* **Task**: Would you quote the material below in full and unchanged?

* **Recorded data**:

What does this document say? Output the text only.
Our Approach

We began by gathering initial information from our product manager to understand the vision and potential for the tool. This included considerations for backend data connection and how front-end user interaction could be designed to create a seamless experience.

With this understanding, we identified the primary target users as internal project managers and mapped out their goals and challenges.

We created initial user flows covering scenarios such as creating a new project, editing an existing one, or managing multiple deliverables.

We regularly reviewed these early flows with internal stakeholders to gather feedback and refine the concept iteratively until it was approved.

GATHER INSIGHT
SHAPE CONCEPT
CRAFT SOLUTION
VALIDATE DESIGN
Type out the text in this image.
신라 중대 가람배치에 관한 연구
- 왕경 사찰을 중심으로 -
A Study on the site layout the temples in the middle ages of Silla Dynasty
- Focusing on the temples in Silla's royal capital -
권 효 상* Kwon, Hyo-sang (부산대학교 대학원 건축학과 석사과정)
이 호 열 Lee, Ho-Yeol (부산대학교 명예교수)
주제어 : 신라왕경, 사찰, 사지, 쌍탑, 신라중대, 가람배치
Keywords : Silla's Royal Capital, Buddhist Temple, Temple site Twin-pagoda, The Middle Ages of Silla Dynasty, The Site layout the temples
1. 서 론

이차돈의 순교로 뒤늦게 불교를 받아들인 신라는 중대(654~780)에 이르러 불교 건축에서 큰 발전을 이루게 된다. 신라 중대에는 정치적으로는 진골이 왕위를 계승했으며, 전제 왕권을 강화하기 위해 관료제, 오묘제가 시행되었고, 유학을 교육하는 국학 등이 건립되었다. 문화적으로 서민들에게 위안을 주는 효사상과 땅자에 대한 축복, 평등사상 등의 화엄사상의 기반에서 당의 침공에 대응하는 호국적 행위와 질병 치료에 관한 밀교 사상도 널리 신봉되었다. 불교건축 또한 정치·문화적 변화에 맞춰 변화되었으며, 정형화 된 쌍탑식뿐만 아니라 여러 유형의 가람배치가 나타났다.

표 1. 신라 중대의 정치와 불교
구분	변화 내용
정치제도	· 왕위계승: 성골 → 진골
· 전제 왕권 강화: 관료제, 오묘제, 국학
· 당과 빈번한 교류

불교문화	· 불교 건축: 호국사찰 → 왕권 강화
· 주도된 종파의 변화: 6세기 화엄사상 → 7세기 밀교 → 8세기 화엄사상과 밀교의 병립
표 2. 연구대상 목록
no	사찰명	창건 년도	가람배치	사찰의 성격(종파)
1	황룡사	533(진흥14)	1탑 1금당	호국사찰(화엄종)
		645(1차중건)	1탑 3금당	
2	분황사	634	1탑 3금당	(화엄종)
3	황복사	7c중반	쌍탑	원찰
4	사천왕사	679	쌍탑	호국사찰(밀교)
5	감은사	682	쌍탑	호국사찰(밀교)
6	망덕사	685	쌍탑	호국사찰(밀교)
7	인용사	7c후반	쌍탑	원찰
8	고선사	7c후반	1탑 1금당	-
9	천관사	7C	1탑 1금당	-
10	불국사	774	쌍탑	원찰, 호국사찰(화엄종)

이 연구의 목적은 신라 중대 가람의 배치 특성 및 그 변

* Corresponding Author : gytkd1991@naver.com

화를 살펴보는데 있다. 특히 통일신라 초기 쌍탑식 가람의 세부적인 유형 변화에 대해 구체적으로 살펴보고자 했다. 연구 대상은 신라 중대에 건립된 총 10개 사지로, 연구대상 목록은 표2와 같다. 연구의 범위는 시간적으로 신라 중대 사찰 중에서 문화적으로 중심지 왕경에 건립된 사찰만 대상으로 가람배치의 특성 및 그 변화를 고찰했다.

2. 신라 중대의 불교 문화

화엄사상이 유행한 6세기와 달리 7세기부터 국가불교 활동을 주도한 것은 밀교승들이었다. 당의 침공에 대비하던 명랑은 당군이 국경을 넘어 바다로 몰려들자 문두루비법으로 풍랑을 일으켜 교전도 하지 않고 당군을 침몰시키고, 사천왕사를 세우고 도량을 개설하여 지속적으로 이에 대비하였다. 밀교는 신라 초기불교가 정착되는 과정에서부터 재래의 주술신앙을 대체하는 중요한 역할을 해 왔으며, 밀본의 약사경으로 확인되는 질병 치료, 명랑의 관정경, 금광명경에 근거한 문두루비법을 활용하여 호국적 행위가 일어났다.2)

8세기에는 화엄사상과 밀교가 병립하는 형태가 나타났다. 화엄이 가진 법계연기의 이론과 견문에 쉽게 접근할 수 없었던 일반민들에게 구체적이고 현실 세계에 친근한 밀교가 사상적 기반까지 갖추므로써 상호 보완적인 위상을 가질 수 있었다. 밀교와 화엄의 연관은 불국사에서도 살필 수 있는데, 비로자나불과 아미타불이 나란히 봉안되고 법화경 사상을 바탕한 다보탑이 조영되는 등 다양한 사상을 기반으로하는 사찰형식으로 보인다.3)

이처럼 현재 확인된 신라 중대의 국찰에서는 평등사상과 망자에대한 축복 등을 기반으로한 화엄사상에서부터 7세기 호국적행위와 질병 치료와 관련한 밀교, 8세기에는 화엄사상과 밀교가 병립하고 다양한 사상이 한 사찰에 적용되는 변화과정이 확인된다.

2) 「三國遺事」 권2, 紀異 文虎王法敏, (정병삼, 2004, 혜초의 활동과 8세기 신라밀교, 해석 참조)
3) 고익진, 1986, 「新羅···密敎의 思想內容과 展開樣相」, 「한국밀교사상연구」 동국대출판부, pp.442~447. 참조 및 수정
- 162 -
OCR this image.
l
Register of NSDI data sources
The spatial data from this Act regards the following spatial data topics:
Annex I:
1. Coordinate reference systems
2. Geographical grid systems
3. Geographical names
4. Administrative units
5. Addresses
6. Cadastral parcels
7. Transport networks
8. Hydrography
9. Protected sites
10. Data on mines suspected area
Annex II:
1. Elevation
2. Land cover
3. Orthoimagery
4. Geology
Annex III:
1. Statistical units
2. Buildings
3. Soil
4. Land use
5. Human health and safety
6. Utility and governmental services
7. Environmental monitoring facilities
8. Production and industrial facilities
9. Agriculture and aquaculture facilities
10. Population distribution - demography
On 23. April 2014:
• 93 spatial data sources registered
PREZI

* **Output below**:
What does this document say? Output the text only.
Our Approach

We began by gathering initial information from our product manager to understand the vision and potential for the tool. This included considerations for backend data connection and how front-end user interaction could be designed to create a seamless experience.

With this understanding, we identified the primary target users as internal project managers and mapped out their goals and challenges.

We created initial user flows covering scenarios such as creating a new project, editing an existing one, or managing multiple deliverables.

We regularly reviewed these early flows with internal stakeholders to gather feedback and refine the concept iteratively until it was approved.

GATHER INSIGHT
SHAPE CONCEPT
CRAFT SOLUTION
VALIDATE DESIGN
Type out the text in this image.
신라 중대 가람배치에 관한 연구
- 왕경 사찰을 중심으로 -
A Study on the site layout the temples in the middle ages of Silla Dynasty
- Focusing on the temples in Silla's royal capital -
권 효 상* Kwon, Hyo-sang (부산대학교 대학원 건축학과 석사과정)
이 호 열 Lee, Ho-Yeol (부산대학교 명예교수)
주제어 : 신라왕경, 사찰, 사지, 쌍탑, 신라중대, 가람배치
Keywords : Silla's Royal Capital, Buddhist Temple, Temple site Twin-pagoda, The Middle Ages of Silla Dynasty, The Site layout the temples
1. 서 론

이차돈의 순교로 뒤늦게 불교를 받아들인 신라는 중대(654~780)에 이르러 불교 건축에서 큰 발전을 이루게 된다. 신라 중대에는 정치적으로는 진골이 왕위를 계승했으며, 전제 왕권을 강화하기 위해 관료제, 오묘제가 시행되었고, 유학을 교육하는 국학 등이 건립되었다. 문화적으로 서민들에게 위안을 주는 효사상과 땅자에 대한 축복, 평등사상 등의 화엄사상의 기반에서 당의 침공에 대응하는 호국적 행위와 질병 치료에 관한 밀교 사상도 널리 신봉되었다. 불교건축 또한 정치·문화적 변화에 맞춰 변화되었으며, 정형화 된 쌍탑식뿐만 아니라 여러 유형의 가람배치가 나타났다.

표 1. 신라 중대의 정치와 불교
구분	변화 내용
정치제도	· 왕위계승: 성골 → 진골
· 전제 왕권 강화: 관료제, 오묘제, 국학
· 당과 빈번한 교류

불교문화	· 불교 건축: 호국사찰 → 왕권 강화
· 주도된 종파의 변화: 6세기 화엄사상 → 7세기 밀교 → 8세기 화엄사상과 밀교의 병립
표 2. 연구대상 목록
no	사찰명	창건 년도	가람배치	사찰의 성격(종파)
1	황룡사	533(진흥14)	1탑 1금당	호국사찰(화엄종)
		645(1차중건)	1탑 3금당	
2	분황사	634	1탑 3금당	(화엄종)
3	황복사	7c중반	쌍탑	원찰
4	사천왕사	679	쌍탑	호국사찰(밀교)
5	감은사	682	쌍탑	호국사찰(밀교)
6	망덕사	685	쌍탑	호국사찰(밀교)
7	인용사	7c후반	쌍탑	원찰
8	고선사	7c후반	1탑 1금당	-
9	천관사	7C	1탑 1금당	-
10	불국사	774	쌍탑	원찰, 호국사찰(화엄종)

이 연구의 목적은 신라 중대 가람의 배치 특성 및 그 변

* Corresponding Author : gytkd1991@naver.com

화를 살펴보는데 있다. 특히 통일신라 초기 쌍탑식 가람의 세부적인 유형 변화에 대해 구체적으로 살펴보고자 했다. 연구 대상은 신라 중대에 건립된 총 10개 사지로, 연구대상 목록은 표2와 같다. 연구의 범위는 시간적으로 신라 중대 사찰 중에서 문화적으로 중심지 왕경에 건립된 사찰만 대상으로 가람배치의 특성 및 그 변화를 고찰했다.

2. 신라 중대의 불교 문화

화엄사상이 유행한 6세기와 달리 7세기부터 국가불교 활동을 주도한 것은 밀교승들이었다. 당의 침공에 대비하던 명랑은 당군이 국경을 넘어 바다로 몰려들자 문두루비법으로 풍랑을 일으켜 교전도 하지 않고 당군을 침몰시키고, 사천왕사를 세우고 도량을 개설하여 지속적으로 이에 대비하였다. 밀교는 신라 초기불교가 정착되는 과정에서부터 재래의 주술신앙을 대체하는 중요한 역할을 해 왔으며, 밀본의 약사경으로 확인되는 질병 치료, 명랑의 관정경, 금광명경에 근거한 문두루비법을 활용하여 호국적 행위가 일어났다.2)

8세기에는 화엄사상과 밀교가 병립하는 형태가 나타났다. 화엄이 가진 법계연기의 이론과 견문에 쉽게 접근할 수 없었던 일반민들에게 구체적이고 현실 세계에 친근한 밀교가 사상적 기반까지 갖추므로써 상호 보완적인 위상을 가질 수 있었다. 밀교와 화엄의 연관은 불국사에서도 살필 수 있는데, 비로자나불과 아미타불이 나란히 봉안되고 법화경 사상을 바탕한 다보탑이 조영되는 등 다양한 사상을 기반으로하는 사찰형식으로 보인다.3)

이처럼 현재 확인된 신라 중대의 국찰에서는 평등사상과 망자에대한 축복 등을 기반으로한 화엄사상에서부터 7세기 호국적행위와 질병 치료와 관련한 밀교, 8세기에는 화엄사상과 밀교가 병립하고 다양한 사상이 한 사찰에 적용되는 변화과정이 확인된다.

2) 「三國遺事」 권2, 紀異 文虎王法敏, (정병삼, 2004, 혜초의 활동과 8세기 신라밀교, 해석 참조)
3) 고익진, 1986, 「新羅···密敎의 思想內容과 展開樣相」, 「한국밀교사상연구」 동국대출판부, pp.442~447. 참조 및 수정
- 162 -
OCR this image.
l
Register of NSDI data sources
The spatial data from this Act regards the following spatial data topics:
Annex I:
1. Coordinate reference systems
2. Geographical grid systems
3. Geographical names
4. Administrative units
5. Addresses
6. Cadastral parcels
7. Transport networks
8. Hydrography
9. Protected sites
10. Data on mines suspected area
Annex II:
1. Elevation
2. Land cover
3. Orthoimagery
4. Geology
Annex III:
1. Statistical units
2. Buildings
3. Soil
4. Land use
5. Human health and safety
6. Utility and governmental services
7. Environmental monitoring facilities
8. Production and industrial facilities
9. Agriculture and aquaculture facilities
10. Population distribution - demography
On 23. April 2014:
• 93 spatial data sources registered
PREZI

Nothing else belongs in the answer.